Data entries
--- Start ---

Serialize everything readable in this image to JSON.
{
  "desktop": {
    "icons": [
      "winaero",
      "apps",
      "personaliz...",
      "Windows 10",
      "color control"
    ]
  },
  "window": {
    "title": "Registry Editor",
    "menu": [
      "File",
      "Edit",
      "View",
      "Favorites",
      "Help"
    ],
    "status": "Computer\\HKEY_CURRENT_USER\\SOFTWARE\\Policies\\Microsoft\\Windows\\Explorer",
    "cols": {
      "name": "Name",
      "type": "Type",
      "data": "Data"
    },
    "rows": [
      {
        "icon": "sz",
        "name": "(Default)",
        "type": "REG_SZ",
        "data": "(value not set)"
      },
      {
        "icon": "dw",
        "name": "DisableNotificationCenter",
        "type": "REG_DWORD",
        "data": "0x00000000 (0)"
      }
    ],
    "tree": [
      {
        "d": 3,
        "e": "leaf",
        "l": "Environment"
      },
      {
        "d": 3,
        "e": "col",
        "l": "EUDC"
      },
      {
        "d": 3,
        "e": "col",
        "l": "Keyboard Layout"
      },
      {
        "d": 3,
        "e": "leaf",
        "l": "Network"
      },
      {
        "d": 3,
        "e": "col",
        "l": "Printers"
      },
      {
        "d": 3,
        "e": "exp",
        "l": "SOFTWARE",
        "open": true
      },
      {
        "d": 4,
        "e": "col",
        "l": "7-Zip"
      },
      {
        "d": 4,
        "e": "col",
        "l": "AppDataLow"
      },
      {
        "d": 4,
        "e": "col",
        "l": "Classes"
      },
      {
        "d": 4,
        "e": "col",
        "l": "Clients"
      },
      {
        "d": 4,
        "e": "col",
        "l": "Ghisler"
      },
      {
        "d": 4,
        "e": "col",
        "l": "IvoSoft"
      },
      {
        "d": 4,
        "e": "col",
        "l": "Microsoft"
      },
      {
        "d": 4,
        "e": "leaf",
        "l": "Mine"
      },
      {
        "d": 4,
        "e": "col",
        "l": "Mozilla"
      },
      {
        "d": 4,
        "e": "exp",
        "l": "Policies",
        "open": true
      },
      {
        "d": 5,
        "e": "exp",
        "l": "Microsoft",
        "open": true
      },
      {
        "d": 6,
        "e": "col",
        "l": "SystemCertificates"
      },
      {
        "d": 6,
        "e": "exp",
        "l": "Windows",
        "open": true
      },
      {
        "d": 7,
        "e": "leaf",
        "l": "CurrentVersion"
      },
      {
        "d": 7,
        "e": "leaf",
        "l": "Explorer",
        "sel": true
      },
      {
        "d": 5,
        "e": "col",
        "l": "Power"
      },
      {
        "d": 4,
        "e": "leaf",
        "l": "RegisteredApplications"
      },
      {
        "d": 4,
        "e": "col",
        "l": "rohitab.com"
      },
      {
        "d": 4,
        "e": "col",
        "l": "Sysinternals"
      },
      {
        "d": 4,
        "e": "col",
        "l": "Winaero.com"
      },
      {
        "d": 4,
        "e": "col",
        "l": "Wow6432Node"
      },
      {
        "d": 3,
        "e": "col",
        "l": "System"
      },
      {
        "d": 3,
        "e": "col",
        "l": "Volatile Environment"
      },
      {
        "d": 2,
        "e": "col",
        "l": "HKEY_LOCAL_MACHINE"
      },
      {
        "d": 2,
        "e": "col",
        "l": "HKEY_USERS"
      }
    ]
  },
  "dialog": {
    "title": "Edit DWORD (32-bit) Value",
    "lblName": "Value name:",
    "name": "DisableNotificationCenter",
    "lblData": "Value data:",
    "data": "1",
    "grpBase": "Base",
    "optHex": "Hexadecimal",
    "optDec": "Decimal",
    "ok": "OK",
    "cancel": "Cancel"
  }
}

--- End ---

▶ What you are asked to do
Return every line in the listing that contains the word "Windows".

▶ Exercise result
      "Windows 10",
    "status": "Computer\\HKEY_CURRENT_USER\\SOFTWARE\\Policies\\Microsoft\\Windows\\Explorer",
        "l": "Windows",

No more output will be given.